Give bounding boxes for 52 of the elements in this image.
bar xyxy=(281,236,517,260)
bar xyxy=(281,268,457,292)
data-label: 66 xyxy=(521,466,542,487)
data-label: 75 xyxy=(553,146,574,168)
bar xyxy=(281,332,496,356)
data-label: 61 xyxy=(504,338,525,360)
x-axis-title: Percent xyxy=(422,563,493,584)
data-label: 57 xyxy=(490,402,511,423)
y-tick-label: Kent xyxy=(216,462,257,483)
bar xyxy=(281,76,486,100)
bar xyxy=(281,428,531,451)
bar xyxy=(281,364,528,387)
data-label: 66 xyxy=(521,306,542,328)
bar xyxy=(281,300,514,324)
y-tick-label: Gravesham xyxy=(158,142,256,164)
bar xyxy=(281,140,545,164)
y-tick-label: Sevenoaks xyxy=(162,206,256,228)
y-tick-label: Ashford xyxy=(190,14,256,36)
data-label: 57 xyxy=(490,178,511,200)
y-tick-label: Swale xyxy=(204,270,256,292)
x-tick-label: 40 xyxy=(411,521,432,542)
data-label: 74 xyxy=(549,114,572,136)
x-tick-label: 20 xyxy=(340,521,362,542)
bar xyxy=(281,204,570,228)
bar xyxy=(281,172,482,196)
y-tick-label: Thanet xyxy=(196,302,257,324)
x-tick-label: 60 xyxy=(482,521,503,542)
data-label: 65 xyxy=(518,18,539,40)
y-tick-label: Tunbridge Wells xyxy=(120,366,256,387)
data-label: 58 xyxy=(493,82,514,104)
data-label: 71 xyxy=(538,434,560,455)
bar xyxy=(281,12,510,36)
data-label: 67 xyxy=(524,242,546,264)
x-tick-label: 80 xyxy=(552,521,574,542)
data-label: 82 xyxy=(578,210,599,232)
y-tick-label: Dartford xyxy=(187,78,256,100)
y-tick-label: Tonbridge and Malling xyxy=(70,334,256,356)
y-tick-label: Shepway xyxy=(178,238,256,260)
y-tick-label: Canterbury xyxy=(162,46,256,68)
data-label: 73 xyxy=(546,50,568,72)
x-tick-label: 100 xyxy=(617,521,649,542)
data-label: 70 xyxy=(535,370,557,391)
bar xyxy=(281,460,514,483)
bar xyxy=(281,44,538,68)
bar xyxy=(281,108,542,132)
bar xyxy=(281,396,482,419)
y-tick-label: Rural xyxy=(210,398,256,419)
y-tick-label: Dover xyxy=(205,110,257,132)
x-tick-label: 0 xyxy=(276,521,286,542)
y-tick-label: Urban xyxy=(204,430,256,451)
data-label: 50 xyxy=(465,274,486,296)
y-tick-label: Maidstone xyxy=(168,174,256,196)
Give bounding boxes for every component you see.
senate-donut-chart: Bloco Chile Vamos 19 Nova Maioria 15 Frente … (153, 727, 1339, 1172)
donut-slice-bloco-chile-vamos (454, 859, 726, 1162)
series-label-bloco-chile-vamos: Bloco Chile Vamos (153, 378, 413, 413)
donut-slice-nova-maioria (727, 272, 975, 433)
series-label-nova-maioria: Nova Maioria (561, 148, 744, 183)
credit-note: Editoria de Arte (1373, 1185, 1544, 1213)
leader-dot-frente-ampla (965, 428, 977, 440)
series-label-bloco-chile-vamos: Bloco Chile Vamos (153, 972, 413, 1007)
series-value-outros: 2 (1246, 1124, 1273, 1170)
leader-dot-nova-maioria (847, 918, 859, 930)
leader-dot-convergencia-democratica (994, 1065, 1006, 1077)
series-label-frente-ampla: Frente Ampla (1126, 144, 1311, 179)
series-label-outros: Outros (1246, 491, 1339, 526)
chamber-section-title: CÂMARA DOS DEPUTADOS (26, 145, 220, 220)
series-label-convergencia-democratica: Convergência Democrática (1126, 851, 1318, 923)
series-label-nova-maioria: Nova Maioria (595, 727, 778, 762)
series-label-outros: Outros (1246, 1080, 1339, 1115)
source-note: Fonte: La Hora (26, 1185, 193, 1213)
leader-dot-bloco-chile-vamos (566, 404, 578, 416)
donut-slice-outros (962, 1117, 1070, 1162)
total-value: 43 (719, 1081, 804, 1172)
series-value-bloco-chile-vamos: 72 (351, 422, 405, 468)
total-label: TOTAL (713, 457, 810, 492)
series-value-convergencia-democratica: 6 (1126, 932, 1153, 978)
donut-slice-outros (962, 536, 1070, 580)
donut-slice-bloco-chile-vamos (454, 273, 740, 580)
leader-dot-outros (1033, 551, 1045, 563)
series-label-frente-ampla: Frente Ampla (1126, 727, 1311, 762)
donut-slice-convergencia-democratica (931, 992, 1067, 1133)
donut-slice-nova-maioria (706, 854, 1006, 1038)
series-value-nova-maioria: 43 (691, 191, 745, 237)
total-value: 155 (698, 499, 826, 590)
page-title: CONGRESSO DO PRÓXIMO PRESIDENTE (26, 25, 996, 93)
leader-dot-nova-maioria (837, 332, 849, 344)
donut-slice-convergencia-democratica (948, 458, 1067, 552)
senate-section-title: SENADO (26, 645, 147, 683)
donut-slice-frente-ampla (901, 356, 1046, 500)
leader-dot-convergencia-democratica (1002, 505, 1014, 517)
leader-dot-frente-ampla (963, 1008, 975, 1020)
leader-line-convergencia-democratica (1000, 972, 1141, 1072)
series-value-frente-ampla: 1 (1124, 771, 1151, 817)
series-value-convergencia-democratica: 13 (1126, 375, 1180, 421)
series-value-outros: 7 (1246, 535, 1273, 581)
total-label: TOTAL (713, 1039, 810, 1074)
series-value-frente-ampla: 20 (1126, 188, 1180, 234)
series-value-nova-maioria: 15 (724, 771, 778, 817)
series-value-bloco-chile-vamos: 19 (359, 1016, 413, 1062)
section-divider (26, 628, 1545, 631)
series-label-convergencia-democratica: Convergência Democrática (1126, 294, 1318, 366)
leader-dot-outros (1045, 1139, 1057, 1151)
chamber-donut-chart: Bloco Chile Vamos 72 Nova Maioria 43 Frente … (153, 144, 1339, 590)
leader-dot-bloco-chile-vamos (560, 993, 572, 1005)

+ + + +

## REQUIREMENTS
Put all of the lines above into a numbered list, leaving out any blank lines.

## TASK SOLUTION
1. Give bounding boxes for 52 of the elements in this image.
2. bar xyxy=(281,236,517,260)
3. bar xyxy=(281,268,457,292)
4. data-label: 66 xyxy=(521,466,542,487)
5. data-label: 75 xyxy=(553,146,574,168)
6. bar xyxy=(281,332,496,356)
7. data-label: 61 xyxy=(504,338,525,360)
8. x-axis-title: Percent xyxy=(422,563,493,584)
9. data-label: 57 xyxy=(490,402,511,423)
10. y-tick-label: Kent xyxy=(216,462,257,483)
11. bar xyxy=(281,76,486,100)
12. bar xyxy=(281,428,531,451)
13. bar xyxy=(281,364,528,387)
14. data-label: 66 xyxy=(521,306,542,328)
15. bar xyxy=(281,300,514,324)
16. y-tick-label: Gravesham xyxy=(158,142,256,164)
17. bar xyxy=(281,140,545,164)
18. y-tick-label: Sevenoaks xyxy=(162,206,256,228)
19. y-tick-label: Ashford xyxy=(190,14,256,36)
20. data-label: 57 xyxy=(490,178,511,200)
21. y-tick-label: Swale xyxy=(204,270,256,292)
22. x-tick-label: 40 xyxy=(411,521,432,542)
23. data-label: 74 xyxy=(549,114,572,136)
24. x-tick-label: 20 xyxy=(340,521,362,542)
25. bar xyxy=(281,204,570,228)
26. bar xyxy=(281,172,482,196)
27. y-tick-label: Thanet xyxy=(196,302,257,324)
28. x-tick-label: 60 xyxy=(482,521,503,542)
29. data-label: 65 xyxy=(518,18,539,40)
30. y-tick-label: Tunbridge Wells xyxy=(120,366,256,387)
31. data-label: 58 xyxy=(493,82,514,104)
32. data-label: 71 xyxy=(538,434,560,455)
33. bar xyxy=(281,12,510,36)
34. data-label: 67 xyxy=(524,242,546,264)
35. x-tick-label: 80 xyxy=(552,521,574,542)
36. data-label: 82 xyxy=(578,210,599,232)
37. y-tick-label: Dartford xyxy=(187,78,256,100)
38. y-tick-label: Tonbridge and Malling xyxy=(70,334,256,356)
39. y-tick-label: Shepway xyxy=(178,238,256,260)
40. y-tick-label: Canterbury xyxy=(162,46,256,68)
41. data-label: 73 xyxy=(546,50,568,72)
42. x-tick-label: 100 xyxy=(617,521,649,542)
43. data-label: 70 xyxy=(535,370,557,391)
44. bar xyxy=(281,460,514,483)
45. bar xyxy=(281,44,538,68)
46. bar xyxy=(281,108,542,132)
47. bar xyxy=(281,396,482,419)
48. y-tick-label: Rural xyxy=(210,398,256,419)
49. y-tick-label: Dover xyxy=(205,110,257,132)
50. x-tick-label: 0 xyxy=(276,521,286,542)
51. y-tick-label: Urban xyxy=(204,430,256,451)
52. data-label: 50 xyxy=(465,274,486,296)
53. y-tick-label: Maidstone xyxy=(168,174,256,196)
54. Give bounding boxes for every component you see.
55. senate-donut-chart: Bloco Chile Vamos 19 Nova Maioria 15 Frente … (153, 727, 1339, 1172)
56. donut-slice-bloco-chile-vamos (454, 859, 726, 1162)
57. series-label-bloco-chile-vamos: Bloco Chile Vamos (153, 378, 413, 413)
58. donut-slice-nova-maioria (727, 272, 975, 433)
59. series-label-nova-maioria: Nova Maioria (561, 148, 744, 183)
60. credit-note: Editoria de Arte (1373, 1185, 1544, 1213)
61. leader-dot-frente-ampla (965, 428, 977, 440)
62. series-label-bloco-chile-vamos: Bloco Chile Vamos (153, 972, 413, 1007)
63. series-value-outros: 2 (1246, 1124, 1273, 1170)
64. leader-dot-nova-maioria (847, 918, 859, 930)
65. leader-dot-convergencia-democratica (994, 1065, 1006, 1077)
66. series-label-frente-ampla: Frente Ampla (1126, 144, 1311, 179)
67. series-label-outros: Outros (1246, 491, 1339, 526)
68. chamber-section-title: CÂMARA DOS DEPUTADOS (26, 145, 220, 220)
69. series-label-convergencia-democratica: Convergência Democrática (1126, 851, 1318, 923)
70. series-label-nova-maioria: Nova Maioria (595, 727, 778, 762)
71. series-label-outros: Outros (1246, 1080, 1339, 1115)
72. source-note: Fonte: La Hora (26, 1185, 193, 1213)
73. leader-dot-bloco-chile-vamos (566, 404, 578, 416)
74. donut-slice-outros (962, 1117, 1070, 1162)
75. total-value: 43 (719, 1081, 804, 1172)
76. series-value-bloco-chile-vamos: 72 (351, 422, 405, 468)
77. total-label: TOTAL (713, 457, 810, 492)
78. series-value-convergencia-democratica: 6 (1126, 932, 1153, 978)
79. donut-slice-outros (962, 536, 1070, 580)
80. donut-slice-bloco-chile-vamos (454, 273, 740, 580)
81. leader-dot-outros (1033, 551, 1045, 563)
82. series-label-frente-ampla: Frente Ampla (1126, 727, 1311, 762)
83. donut-slice-convergencia-democratica (931, 992, 1067, 1133)
84. donut-slice-nova-maioria (706, 854, 1006, 1038)
85. series-value-nova-maioria: 43 (691, 191, 745, 237)
86. total-value: 155 (698, 499, 826, 590)
87. page-title: CONGRESSO DO PRÓXIMO PRESIDENTE (26, 25, 996, 93)
88. leader-dot-nova-maioria (837, 332, 849, 344)
89. donut-slice-convergencia-democratica (948, 458, 1067, 552)
90. senate-section-title: SENADO (26, 645, 147, 683)
91. donut-slice-frente-ampla (901, 356, 1046, 500)
92. leader-dot-convergencia-democratica (1002, 505, 1014, 517)
93. leader-dot-frente-ampla (963, 1008, 975, 1020)
94. leader-line-convergencia-democratica (1000, 972, 1141, 1072)
95. series-value-frente-ampla: 1 (1124, 771, 1151, 817)
96. series-value-convergencia-democratica: 13 (1126, 375, 1180, 421)
97. series-value-outros: 7 (1246, 535, 1273, 581)
98. total-label: TOTAL (713, 1039, 810, 1074)
99. series-value-frente-ampla: 20 (1126, 188, 1180, 234)
100. series-value-nova-maioria: 15 (724, 771, 778, 817)
101. series-value-bloco-chile-vamos: 19 (359, 1016, 413, 1062)
102. section-divider (26, 628, 1545, 631)
103. series-label-convergencia-democratica: Convergência Democrática (1126, 294, 1318, 366)
104. leader-dot-outros (1045, 1139, 1057, 1151)
105. chamber-donut-chart: Bloco Chile Vamos 72 Nova Maioria 43 Frente … (153, 144, 1339, 590)
106. leader-dot-bloco-chile-vamos (560, 993, 572, 1005)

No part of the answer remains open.